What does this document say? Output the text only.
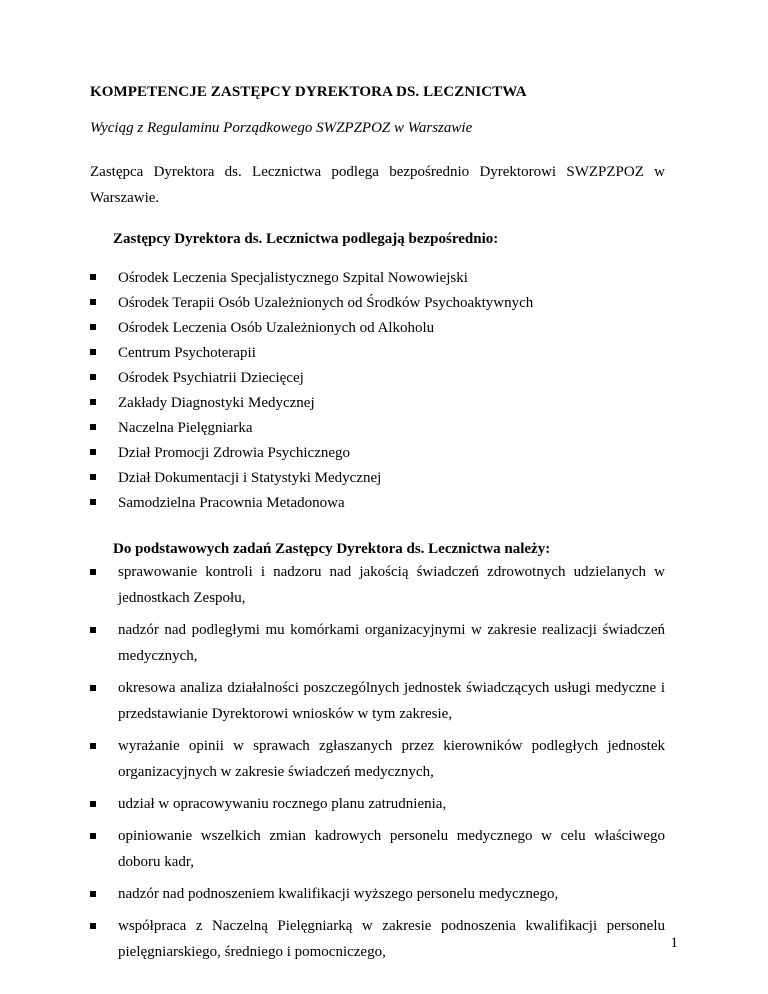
KOMPETENCJE ZASTĘPCY DYREKTORA DS. LECZNICTWA

Wyciąg z Regulaminu Porządkowego SWZPZPOZ w Warszawie

Zastępca Dyrektora ds. Lecznictwa podlega bezpośrednio Dyrektorowi SWZPZPOZ w Warszawie.

Zastępcy Dyrektora ds. Lecznictwa podlegają bezpośrednio:
Ośrodek Leczenia Specjalistycznego Szpital Nowowiejski
Ośrodek Terapii Osób Uzależnionych od Środków Psychoaktywnych
Ośrodek Leczenia Osób Uzależnionych od Alkoholu
Centrum Psychoterapii
Ośrodek Psychiatrii Dziecięcej
Zakłady Diagnostyki Medycznej
Naczelna Pielęgniarka
Dział Promocji Zdrowia Psychicznego
Dział Dokumentacji i Statystyki Medycznej
Samodzielna Pracownia Metadonowa
Do podstawowych zadań Zastępcy Dyrektora ds. Lecznictwa należy:
sprawowanie kontroli i nadzoru nad jakością świadczeń zdrowotnych udzielanych w jednostkach Zespołu,
nadzór nad podległymi mu komórkami organizacyjnymi w zakresie realizacji świadczeń medycznych,
okresowa analiza działalności poszczególnych jednostek świadczących usługi medyczne i przedstawianie Dyrektorowi wniosków w tym zakresie,
wyrażanie opinii w sprawach zgłaszanych przez kierowników podległych jednostek organizacyjnych w zakresie świadczeń medycznych,
udział w opracowywaniu rocznego planu zatrudnienia,
opiniowanie wszelkich zmian kadrowych personelu medycznego w celu właściwego doboru kadr,
nadzór nad podnoszeniem kwalifikacji wyższego personelu medycznego,
współpraca z Naczelną Pielęgniarką w zakresie podnoszenia kwalifikacji personelu pielęgniarskiego, średniego i pomocniczego,
1
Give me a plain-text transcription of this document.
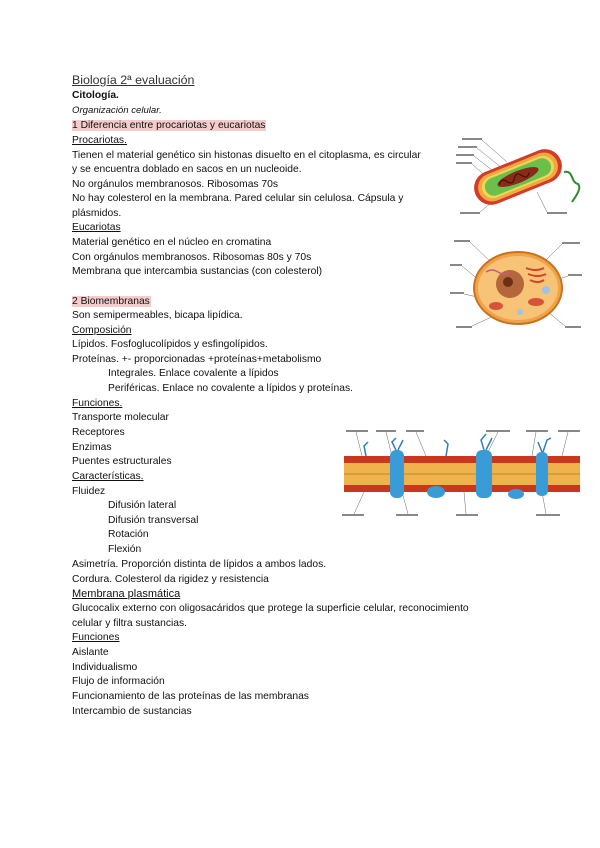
Biología 2ª evaluación
Citología.
Organización celular.
1 Diferencia entre procariotas y eucariotas
Procariotas.
Tienen el material genético sin histonas disuelto en el citoplasma, es circular
y se encuentra doblado en sacos en un nucleoide.
No orgánulos membranosos. Ribosomas 70s
No hay colesterol en la membrana. Pared celular sin celulosa. Cápsula y
plásmidos.
Eucariotas
Material genético en el núcleo en cromatina
Con orgánulos membranosos. Ribosomas 80s y 70s
Membrana que intercambia sustancias (con colesterol)
2 Biomembranas
Son semipermeables, bicapa lipídica.
Composición
Lípidos. Fosfoglucolípidos y esfingolípidos.
Proteínas. +- proporcionadas +proteínas+metabolismo
Integrales. Enlace covalente a lípidos
Periféricas. Enlace no covalente a lípidos y proteínas.
Funciones.
Transporte molecular
Receptores
Enzimas
Puentes estructurales
Características.
Fluidez
Difusión lateral
Difusión transversal
Rotación
Flexión
Asimetría. Proporción distinta de lípidos a ambos lados.
Cordura. Colesterol da rigidez y resistencia
Membrana plasmática
Glucocalix externo con oligosacáridos que protege la superficie celular, reconocimiento
celular y filtra sustancias.
Funciones
Aislante
Individualismo
Flujo de información
Funcionamiento de las proteínas de las membranas
Intercambio de sustancias
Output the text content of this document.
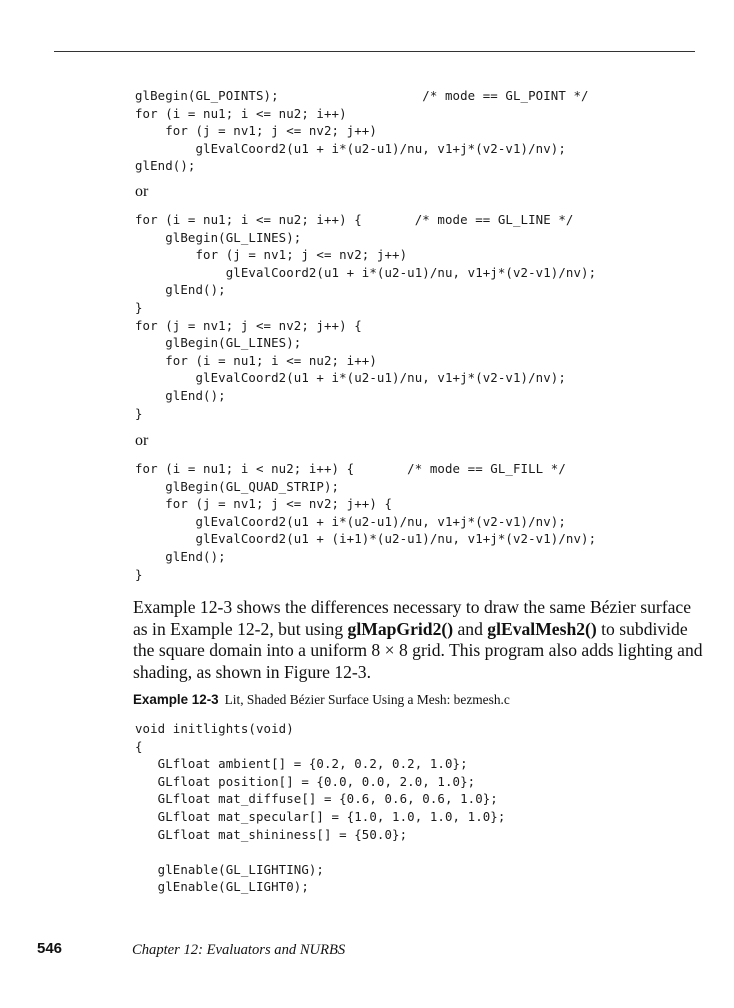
glBegin(GL_POINTS);                   /* mode == GL_POINT */
for (i = nu1; i <= nu2; i++)
for (j = nv1; j <= nv2; j++)
glEvalCoord2(u1 + i*(u2-u1)/nu, v1+j*(v2-v1)/nv);
glEnd();
or
for (i = nu1; i <= nu2; i++) {       /* mode == GL_LINE */
glBegin(GL_LINES);
for (j = nv1; j <= nv2; j++)
glEvalCoord2(u1 + i*(u2-u1)/nu, v1+j*(v2-v1)/nv);
glEnd();
}
for (j = nv1; j <= nv2; j++) {
glBegin(GL_LINES);
for (i = nu1; i <= nu2; i++)
glEvalCoord2(u1 + i*(u2-u1)/nu, v1+j*(v2-v1)/nv);
glEnd();
}
or
for (i = nu1; i < nu2; i++) {       /* mode == GL_FILL */
glBegin(GL_QUAD_STRIP);
for (j = nv1; j <= nv2; j++) {
glEvalCoord2(u1 + i*(u2-u1)/nu, v1+j*(v2-v1)/nv);
glEvalCoord2(u1 + (i+1)*(u2-u1)/nu, v1+j*(v2-v1)/nv);
glEnd();
}

Example 12-3 shows the differences necessary to draw the same Bézier surface as in Example 12-2, but using glMapGrid2() and glEvalMesh2() to subdivide the square domain into a uniform 8 × 8 grid. This program also adds lighting and shading, as shown in Figure 12-3.

Example 12-3 Lit, Shaded Bézier Surface Using a Mesh: bezmesh.c
void initlights(void)
{
GLfloat ambient[] = {0.2, 0.2, 0.2, 1.0};
GLfloat position[] = {0.0, 0.0, 2.0, 1.0};
GLfloat mat_diffuse[] = {0.6, 0.6, 0.6, 1.0};
GLfloat mat_specular[] = {1.0, 1.0, 1.0, 1.0};
GLfloat mat_shininess[] = {50.0};

glEnable(GL_LIGHTING);
glEnable(GL_LIGHT0);
546	Chapter 12: Evaluators and NURBS
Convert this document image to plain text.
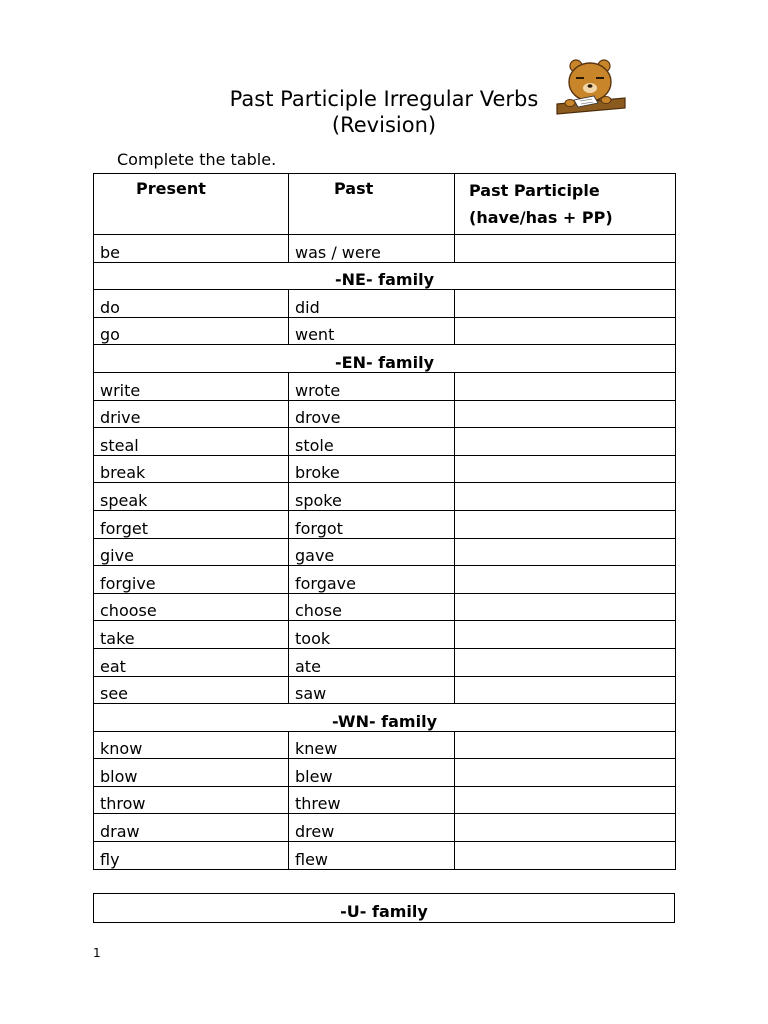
Past Participle Irregular Verbs
(Revision)
Complete the table.
Present	Past	Past Participle
(have/has + PP)

be	was / were	
-NE- family		
do	did	
go	went	
-EN- family		
write	wrote	
drive	drove	
steal	stole	
break	broke	
speak	spoke	
forget	forgot	
give	gave	
forgive	forgave	
choose	chose	
take	took	
eat	ate	
see	saw	
-WN- family		
know	knew	
blow	blew	
throw	threw	
draw	drew	
fly	flew	
-U- family
1
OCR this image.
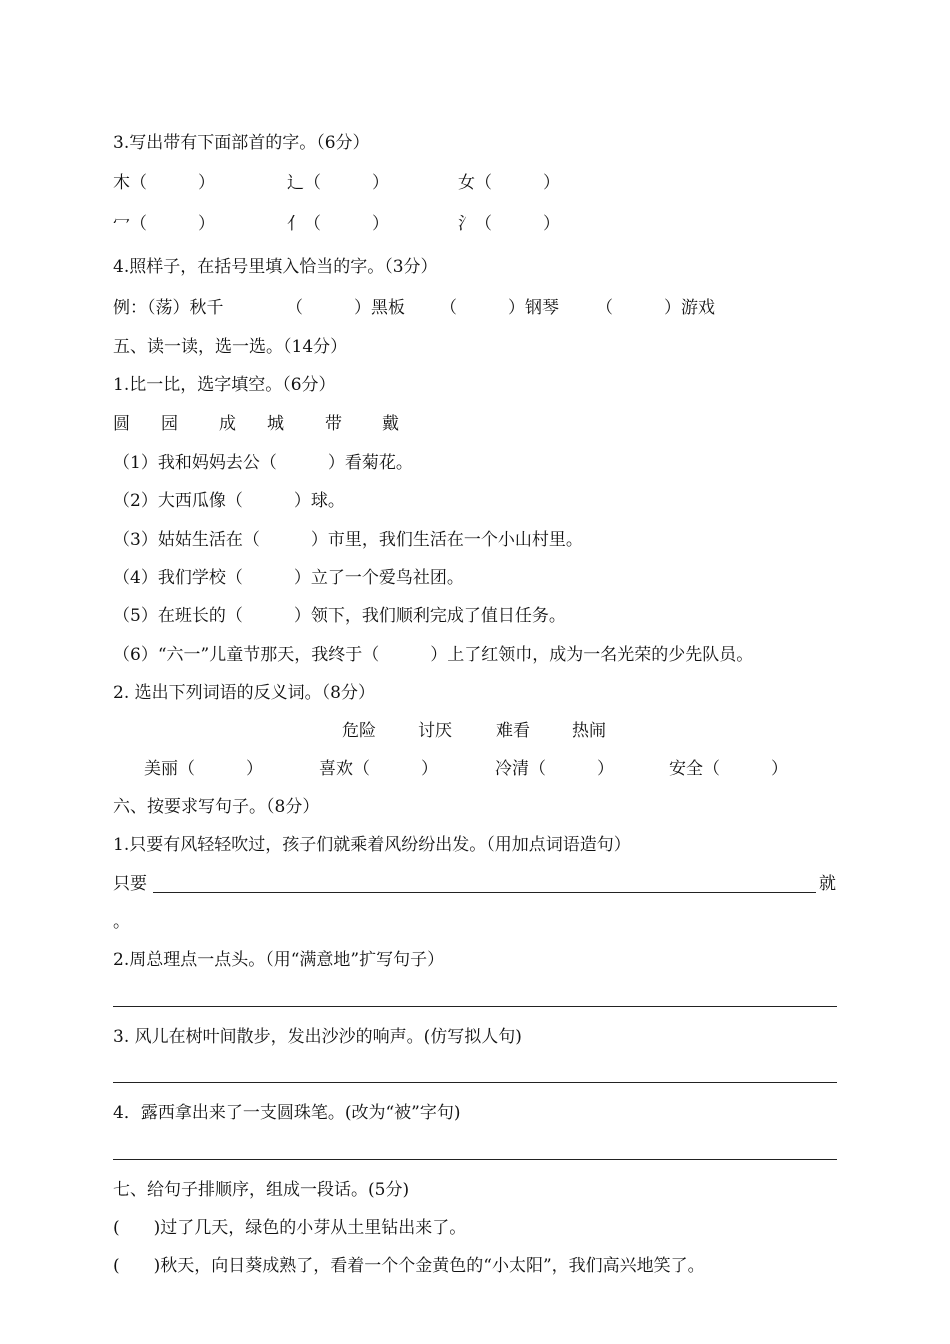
3.写出带有下面部首的字。（6分）
木（　　　）	辶（　　　）	女（　　　）
冖（　　　）	亻（　　　）	氵（　　　）
4.照样子，在括号里填入恰当的字。（3分）
例：（荡）秋千	（　　　）黑板 （　　　）钢琴 （　　　）游戏
五、读一读，选一选。（14分）
1.比一比，选字填空。（6分）
圆 园 成 城 带 戴
（1）我和妈妈去公（　　　）看菊花。
（2）大西瓜像（　　　）球。
（3）姑姑生活在（　　　）市里，我们生活在一个小山村里。
（4）我们学校（　　　）立了一个爱鸟社团。
（5）在班长的（　　　）领下，我们顺利完成了值日任务。
（6）“六一”儿童节那天，我终于（　　　）上了红领巾，成为一名光荣的少先队员。
2. 选出下列词语的反义词。（8分）
危险 讨厌	难看 热闹
美丽（　　　）	喜欢（　　　）	冷清（　　　）	安全（　　　）
六、按要求写句子。（8分）
1.只要有风轻轻吹过，孩子们就乘着风纷纷出发。（用加点词语造句）
只要	就
。
2.周总理点一点头。（用“满意地”扩写句子）
3. 风儿在树叶间散步，发出沙沙的响声。(仿写拟人句)
4．露西拿出来了一支圆珠笔。(改为“被”字句)
七、给句子排顺序，组成一段话。(5分)
(　　)过了几天，绿色的小芽从土里钻出来了。
(　　)秋天，向日葵成熟了，看着一个个金黄色的“小太阳”，我们高兴地笑了。
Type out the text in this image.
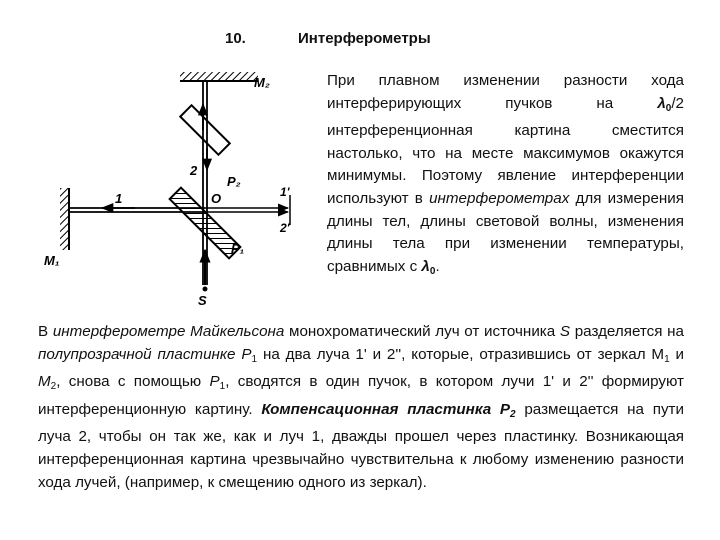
10.	Интерферометры
M₂
M₁
P₂
P₁
S
O
1	1'
2'
2
При плавном изменении разности хода интерферирующих пучков на $\lambda_0/2$ интерференционная картина сместится настолько, что на месте максимумов окажутся минимумы. Поэтому явление интерференции используют в интерферометрах для измерения длины тел, длины световой волны, изменения длины тела при изменении температуры, сравнимых с $\lambda_0$.
В интерферометре Майкельсона монохроматический луч от источника S разделяется на полупрозрачной пластинке $P_1$ на два луча 1' и 2'', которые, отразившись от зеркал $M_1$ и $M_2$, снова с помощью $P_1$, сводятся в один пучок, в котором лучи 1' и 2'' формируют интерференционную картину. Компенсационная пластинка $P_2$ размещается на пути луча 2, чтобы он так же, как и луч 1, дважды прошел через пластинку. Возникающая интерференционная картина чрезвычайно чувствительна к любому изменению разности хода лучей, (например, к смещению одного из зеркал).
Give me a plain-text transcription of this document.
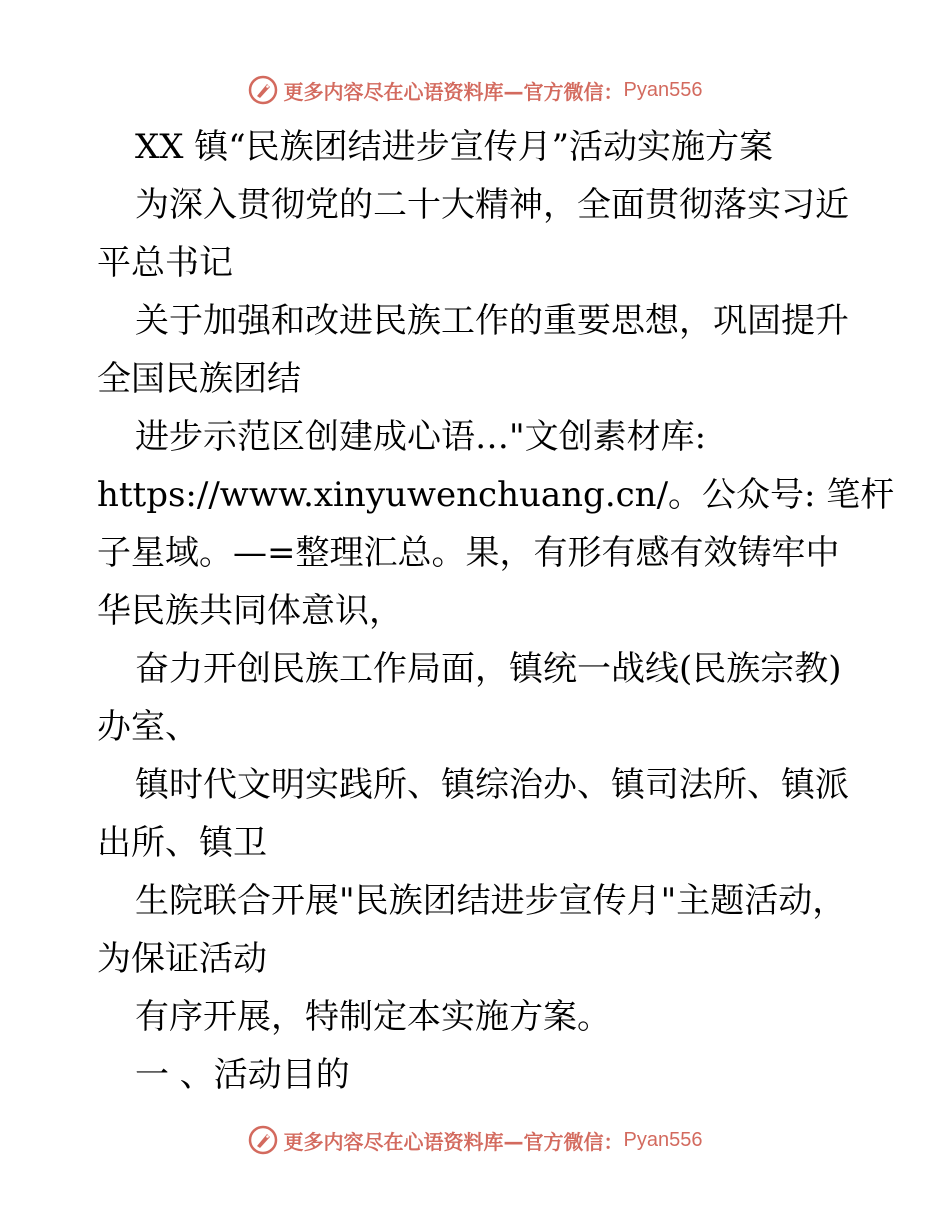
更多内容尽在心语资料库—官方微信： Pyan556
XX 镇“民族团结进步宣传月”活动实施方案
为深入贯彻党的二十大精神，全面贯彻落实习近
平总书记
关于加强和改进民族工作的重要思想，巩固提升
全国民族团结
进步示范区创建成心语…"文创素材库:
https://www.xinyuwenchuang.cn/。公众号: 笔杆
子星域。—=整理汇总。果，有形有感有效铸牢中
华民族共同体意识，
奋力开创民族工作局面，镇统一战线(民族宗教)
办室、
镇时代文明实践所、镇综治办、镇司法所、镇派
出所、镇卫
生院联合开展"民族团结进步宣传月"主题活动，
为保证活动
有序开展，特制定本实施方案。
一 、活动目的
更多内容尽在心语资料库—官方微信： Pyan556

# # #

▶ _WHAT THE TASK REQUIRES_
Working from the listing above, pick out every line that has "draw" and copy it.

▶ _TASK RESULT_
Example 12-3 shows the differences necessary to draw the same Bézier surface as in Example 12-2, but using glMapGrid2() and glEvalMesh2() to subdivide the square domain into a uniform 8 × 8 grid. This program also adds lighting and shading, as shown in Figure 12-3.
draw	drew	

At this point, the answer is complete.